• **Stored entries**:
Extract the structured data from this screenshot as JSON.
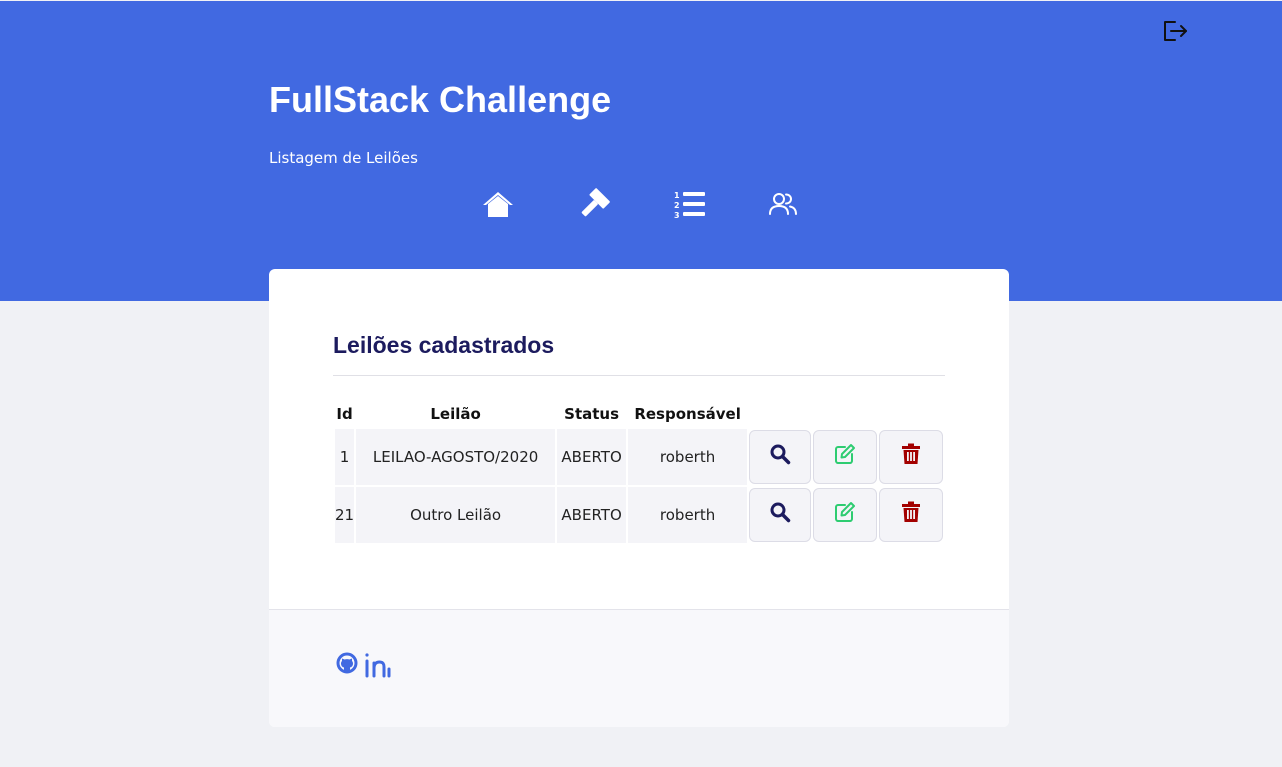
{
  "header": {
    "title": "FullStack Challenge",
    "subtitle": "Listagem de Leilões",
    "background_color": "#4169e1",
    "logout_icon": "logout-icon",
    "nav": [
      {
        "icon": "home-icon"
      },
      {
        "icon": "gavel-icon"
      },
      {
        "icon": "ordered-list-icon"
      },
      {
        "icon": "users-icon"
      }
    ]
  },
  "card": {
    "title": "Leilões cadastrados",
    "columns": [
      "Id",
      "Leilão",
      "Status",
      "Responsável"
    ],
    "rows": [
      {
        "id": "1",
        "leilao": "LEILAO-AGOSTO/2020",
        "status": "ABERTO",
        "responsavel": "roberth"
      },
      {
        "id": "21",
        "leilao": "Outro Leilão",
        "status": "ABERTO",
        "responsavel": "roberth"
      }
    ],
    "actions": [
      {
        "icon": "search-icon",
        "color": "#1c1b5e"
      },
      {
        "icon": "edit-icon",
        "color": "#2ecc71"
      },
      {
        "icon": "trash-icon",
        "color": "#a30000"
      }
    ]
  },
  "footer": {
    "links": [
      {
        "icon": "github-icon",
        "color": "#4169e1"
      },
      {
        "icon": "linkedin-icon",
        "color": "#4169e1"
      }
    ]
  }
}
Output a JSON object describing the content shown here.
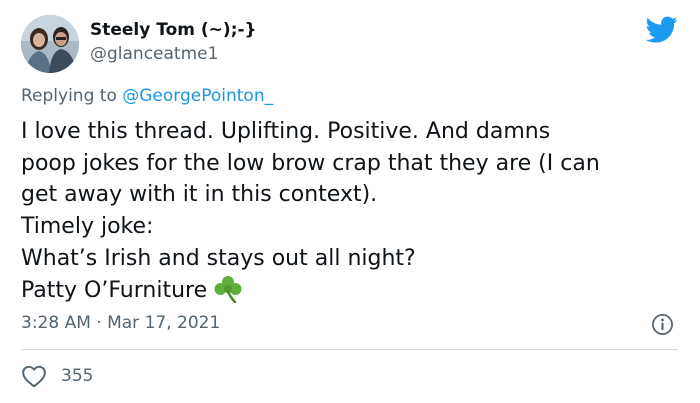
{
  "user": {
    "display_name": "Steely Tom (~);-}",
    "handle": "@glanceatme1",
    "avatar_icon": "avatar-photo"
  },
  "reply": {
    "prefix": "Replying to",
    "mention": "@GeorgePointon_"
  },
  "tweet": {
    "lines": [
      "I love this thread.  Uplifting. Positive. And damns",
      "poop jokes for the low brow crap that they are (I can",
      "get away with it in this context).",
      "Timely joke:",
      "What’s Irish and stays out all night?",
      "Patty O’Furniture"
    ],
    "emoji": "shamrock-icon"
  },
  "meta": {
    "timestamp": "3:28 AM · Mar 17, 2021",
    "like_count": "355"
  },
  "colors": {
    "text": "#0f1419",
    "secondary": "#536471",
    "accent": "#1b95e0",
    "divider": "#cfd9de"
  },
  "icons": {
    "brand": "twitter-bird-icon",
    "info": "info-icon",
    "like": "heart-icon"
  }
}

• **Prompt**: Repeat the listing above exactly, with no pictures.

• **Result for this task**:
Extract the structured data from this screenshot as JSON.
{
  "header": {
    "title": "FullStack Challenge",
    "subtitle": "Listagem de Leilões",
    "background_color": "#4169e1",
    "logout_icon": "logout-icon",
    "nav": [
      {
        "icon": "home-icon"
      },
      {
        "icon": "gavel-icon"
      },
      {
        "icon": "ordered-list-icon"
      },
      {
        "icon": "users-icon"
      }
    ]
  },
  "card": {
    "title": "Leilões cadastrados",
    "columns": [
      "Id",
      "Leilão",
      "Status",
      "Responsável"
    ],
    "rows": [
      {
        "id": "1",
        "leilao": "LEILAO-AGOSTO/2020",
        "status": "ABERTO",
        "responsavel": "roberth"
      },
      {
        "id": "21",
        "leilao": "Outro Leilão",
        "status": "ABERTO",
        "responsavel": "roberth"
      }
    ],
    "actions": [
      {
        "icon": "search-icon",
        "color": "#1c1b5e"
      },
      {
        "icon": "edit-icon",
        "color": "#2ecc71"
      },
      {
        "icon": "trash-icon",
        "color": "#a30000"
      }
    ]
  },
  "footer": {
    "links": [
      {
        "icon": "github-icon",
        "color": "#4169e1"
      },
      {
        "icon": "linkedin-icon",
        "color": "#4169e1"
      }
    ]
  }
}
Output a JSON object describing the content shown here.
{
  "user": {
    "display_name": "Steely Tom (~);-}",
    "handle": "@glanceatme1",
    "avatar_icon": "avatar-photo"
  },
  "reply": {
    "prefix": "Replying to",
    "mention": "@GeorgePointon_"
  },
  "tweet": {
    "lines": [
      "I love this thread.  Uplifting. Positive. And damns",
      "poop jokes for the low brow crap that they are (I can",
      "get away with it in this context).",
      "Timely joke:",
      "What’s Irish and stays out all night?",
      "Patty O’Furniture"
    ],
    "emoji": "shamrock-icon"
  },
  "meta": {
    "timestamp": "3:28 AM · Mar 17, 2021",
    "like_count": "355"
  },
  "colors": {
    "text": "#0f1419",
    "secondary": "#536471",
    "accent": "#1b95e0",
    "divider": "#cfd9de"
  },
  "icons": {
    "brand": "twitter-bird-icon",
    "info": "info-icon",
    "like": "heart-icon"
  }
}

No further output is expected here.